* _Task directions_
Render the part of the items that opens with the line containing "damage-type: 光耀 bbox=[212, 279, 265, 310]" and closes with the line containing "guiding-bolt-sun-icon bbox=[663, 64, 873, 304]" as a Markdown table. Use the columns No. and Line, with one numbered row per line and blank lines skipped.

(Annotation data for visual layouts)

>>>

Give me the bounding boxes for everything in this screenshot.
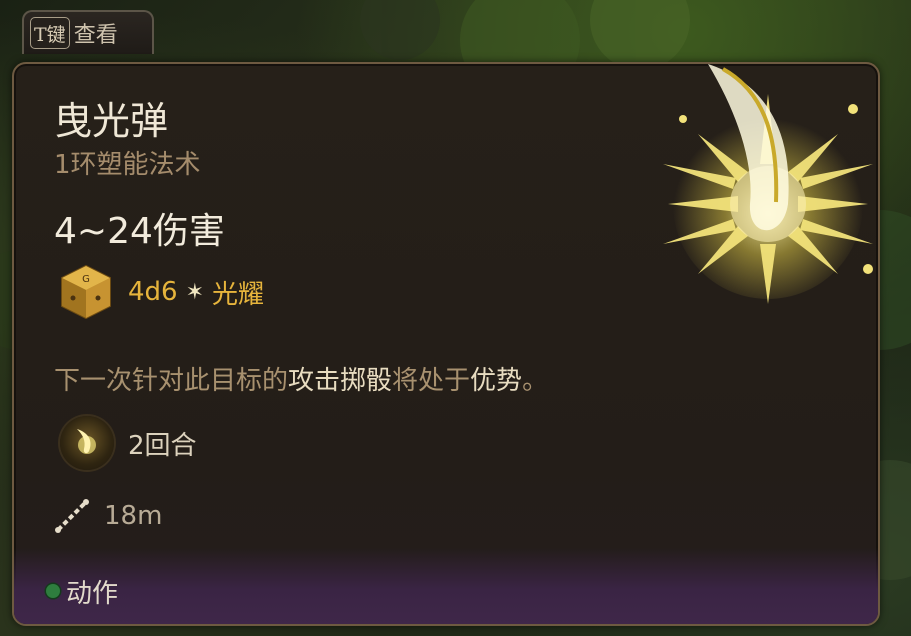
damage-type: 光耀 bbox=[212, 279, 265, 310]
spell-tooltip: 曳光弹 1环塑能法术 4~24伤害 G 4d6 ✶ 光耀 下一次针对此目标的攻击… bbox=[12, 62, 880, 626]
description-text: 下一次针对此目标的 bbox=[54, 366, 289, 396]
range-ruler-icon bbox=[55, 499, 89, 533]
spell-level-school: 1环塑能法术 bbox=[54, 150, 201, 180]
guiding-bolt-sun-icon bbox=[663, 64, 873, 304]
advantage-link[interactable]: 优势 bbox=[470, 366, 522, 396]
action-footer: 动作 bbox=[14, 548, 878, 624]
damage-dice-row: G 4d6 ✶ 光耀 bbox=[56, 262, 264, 322]
radiant-sparkle-icon: ✶ bbox=[185, 279, 205, 305]
duration-row: 2回合 bbox=[60, 416, 197, 470]
action-dot-icon bbox=[46, 584, 60, 598]
damage-range: 4~24伤害 bbox=[54, 211, 225, 252]
t-key-icon: T键 bbox=[30, 17, 70, 49]
inspect-key-hint[interactable]: T键 查看 bbox=[22, 10, 154, 54]
duration-text: 2回合 bbox=[128, 430, 197, 461]
description-text: 将处于 bbox=[392, 366, 471, 396]
description-text: 。 bbox=[522, 366, 549, 396]
dice-formula: 4d6 bbox=[128, 277, 178, 307]
spell-description: 下一次针对此目标的攻击掷骰将处于优势。 bbox=[54, 360, 548, 397]
attack-roll-link[interactable]: 攻击掷骰 bbox=[288, 366, 392, 396]
range-text: 18m bbox=[104, 501, 163, 531]
svg-text:G: G bbox=[82, 274, 90, 285]
d6-dice-icon: G bbox=[61, 264, 111, 320]
inspect-label: 查看 bbox=[73, 23, 118, 48]
guiding-bolt-duration-icon bbox=[60, 416, 114, 470]
action-type: 动作 bbox=[66, 578, 119, 609]
spell-title: 曳光弹 bbox=[54, 99, 169, 143]
range-row: 18m bbox=[52, 496, 162, 536]
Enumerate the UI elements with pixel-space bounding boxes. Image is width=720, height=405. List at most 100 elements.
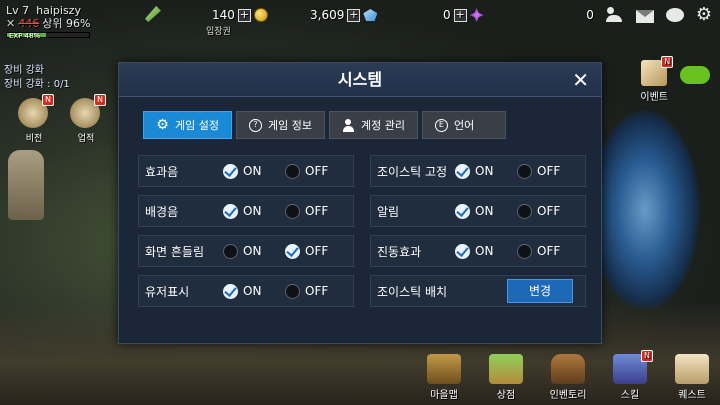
question-icon: ? <box>248 118 262 132</box>
gem-plus-button[interactable]: + <box>347 8 361 22</box>
checkmark-icon <box>223 283 238 299</box>
on-option[interactable]: ON <box>223 283 285 299</box>
off-label: OFF <box>537 204 561 218</box>
mail-icon[interactable] <box>635 9 654 23</box>
setting-row-joystick-layout: 조이스틱 배치 변경 <box>370 275 586 307</box>
village-map-label: 마을맵 <box>430 390 458 401</box>
setting-label: 알림 <box>377 204 400 219</box>
village-map-button[interactable]: 마을맵 <box>422 354 466 401</box>
gold-coin-icon <box>253 8 268 22</box>
player-info[interactable]: Lv 7 haipiszy ✕ 446 상위 96% EXP 48% <box>6 4 91 40</box>
on-label: ON <box>243 204 262 218</box>
tab-label: 게임 정보 <box>267 119 312 132</box>
off-label: OFF <box>305 164 329 178</box>
setting-row-bgm: 배경음 ON OFF <box>138 195 354 227</box>
skill-button[interactable]: N 스킬 <box>608 350 653 401</box>
quest-panel[interactable]: 장비 강화 장비 강화 : 0/1 <box>4 64 70 92</box>
tab-account[interactable]: 계정 관리 <box>328 111 418 139</box>
settings-gear-icon[interactable]: ⚙ <box>696 6 712 24</box>
event-scroll-icon: N <box>641 56 674 86</box>
setting-row-screen-shake: 화면 흔들림 ON OFF <box>138 235 354 267</box>
setting-label: 효과음 <box>145 164 179 179</box>
setting-label: 화면 흔들림 <box>145 244 205 259</box>
setting-label: 유저표시 <box>145 284 190 299</box>
event-button[interactable]: N 이벤트 <box>640 56 674 103</box>
feather-icon[interactable] <box>145 6 161 22</box>
bottom-menu: 마을맵 상점 인벤토리 N 스킬 퀘스트 <box>422 350 714 401</box>
tab-game-info[interactable]: ? 게임 정보 <box>235 111 325 139</box>
checkmark-icon <box>455 243 470 259</box>
radio-empty-icon <box>517 243 532 259</box>
off-option[interactable]: OFF <box>285 283 347 299</box>
off-label: OFF <box>305 244 329 258</box>
off-label: OFF <box>537 244 561 258</box>
gold-amount: 140 <box>212 8 235 22</box>
tab-language[interactable]: E 언어 <box>421 111 506 139</box>
setting-row-user-display: 유저표시 ON OFF <box>138 275 354 307</box>
on-option[interactable]: ON <box>455 243 517 259</box>
on-label: ON <box>243 164 262 178</box>
on-option[interactable]: ON <box>455 163 517 179</box>
rank-text: 상위 96% <box>42 17 91 30</box>
gem-currency: 3,609 + <box>310 8 378 22</box>
achievement-label: 업적 <box>77 134 95 144</box>
change-button[interactable]: 변경 <box>507 279 573 303</box>
achievement-button[interactable]: 업적 N <box>70 94 106 144</box>
friends-icon[interactable] <box>605 7 624 23</box>
gear-icon: ⚙ <box>156 116 169 133</box>
off-option[interactable]: OFF <box>285 203 347 219</box>
checkmark-icon <box>455 203 470 219</box>
backpack-icon <box>551 354 585 384</box>
tab-label: 언어 <box>453 119 475 132</box>
shop-stall-icon <box>489 354 523 384</box>
inventory-button[interactable]: 인벤토리 <box>546 354 590 401</box>
event-label: 이벤트 <box>640 92 668 103</box>
on-option[interactable]: ON <box>223 203 285 219</box>
on-label: ON <box>475 244 494 258</box>
e-icon: E <box>434 118 448 132</box>
on-option[interactable]: ON <box>223 163 285 179</box>
quest-button[interactable]: 퀘스트 <box>670 354 714 401</box>
on-option[interactable]: ON <box>455 203 517 219</box>
setting-label: 배경음 <box>145 204 179 219</box>
off-option[interactable]: OFF <box>517 243 579 259</box>
shop-button[interactable]: 상점 <box>484 354 528 401</box>
crystal-currency: 0 + <box>443 8 484 22</box>
chat-icon[interactable] <box>665 8 684 22</box>
off-option[interactable]: OFF <box>285 163 347 179</box>
skill-label: 스킬 <box>620 390 640 401</box>
off-option[interactable]: OFF <box>285 243 347 259</box>
crystal-amount: 0 <box>443 8 451 22</box>
gold-plus-button[interactable]: + <box>237 8 251 22</box>
on-label: ON <box>475 204 494 218</box>
radio-empty-icon <box>285 163 300 179</box>
close-icon[interactable]: ✕ <box>572 69 589 91</box>
radio-empty-icon <box>223 243 238 259</box>
setting-row-vibration: 진동효과 ON OFF <box>370 235 586 267</box>
off-label: OFF <box>305 204 329 218</box>
checkmark-icon <box>455 163 470 179</box>
quest-title: 장비 강화 <box>4 65 44 76</box>
gamepad-icon[interactable] <box>680 66 710 84</box>
left-icon-bar: 비전 N 업적 N <box>18 94 106 144</box>
dialog-tabs: ⚙ 게임 설정 ? 게임 정보 계정 관리 E 언어 <box>143 111 506 139</box>
dialog-header: 시스템 ✕ <box>119 63 601 97</box>
player-character <box>8 150 44 220</box>
off-label: OFF <box>305 284 329 298</box>
vision-button[interactable]: 비전 N <box>18 94 54 144</box>
gem-icon <box>363 9 378 21</box>
quest-progress: 장비 강화 : 0/1 <box>4 79 70 90</box>
tab-game-settings[interactable]: ⚙ 게임 설정 <box>143 111 232 139</box>
off-option[interactable]: OFF <box>517 203 579 219</box>
rank-prev: 446 <box>18 17 40 30</box>
exp-bar: EXP 48% <box>6 32 90 40</box>
off-option[interactable]: OFF <box>517 163 579 179</box>
crystal-plus-button[interactable]: + <box>453 8 467 22</box>
user-icon <box>342 118 355 132</box>
on-option[interactable]: ON <box>223 243 285 259</box>
player-name: haipiszy <box>36 4 81 17</box>
quest-label: 퀘스트 <box>678 390 706 401</box>
skill-book-icon: N <box>613 350 653 384</box>
radio-empty-icon <box>285 283 300 299</box>
portal-background <box>590 110 700 310</box>
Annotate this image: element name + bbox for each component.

<<<

* _Result for this task_
| No. | Line |
|---|---|
| 1 | damage-type: 光耀 bbox=[212, 279, 265, 310] |
| 2 | spell-tooltip: 曳光弹 1环塑能法术 4~24伤害 G 4d6 ✶ 光耀 下一次针对此目标的攻击… bbox=[12, 62, 880, 626] |
| 3 | description-text: 下一次针对此目标的 bbox=[54, 366, 289, 396] |
| 4 | range-ruler-icon bbox=[55, 499, 89, 533] |
| 5 | spell-level-school: 1环塑能法术 bbox=[54, 150, 201, 180] |
| 6 | guiding-bolt-sun-icon bbox=[663, 64, 873, 304] |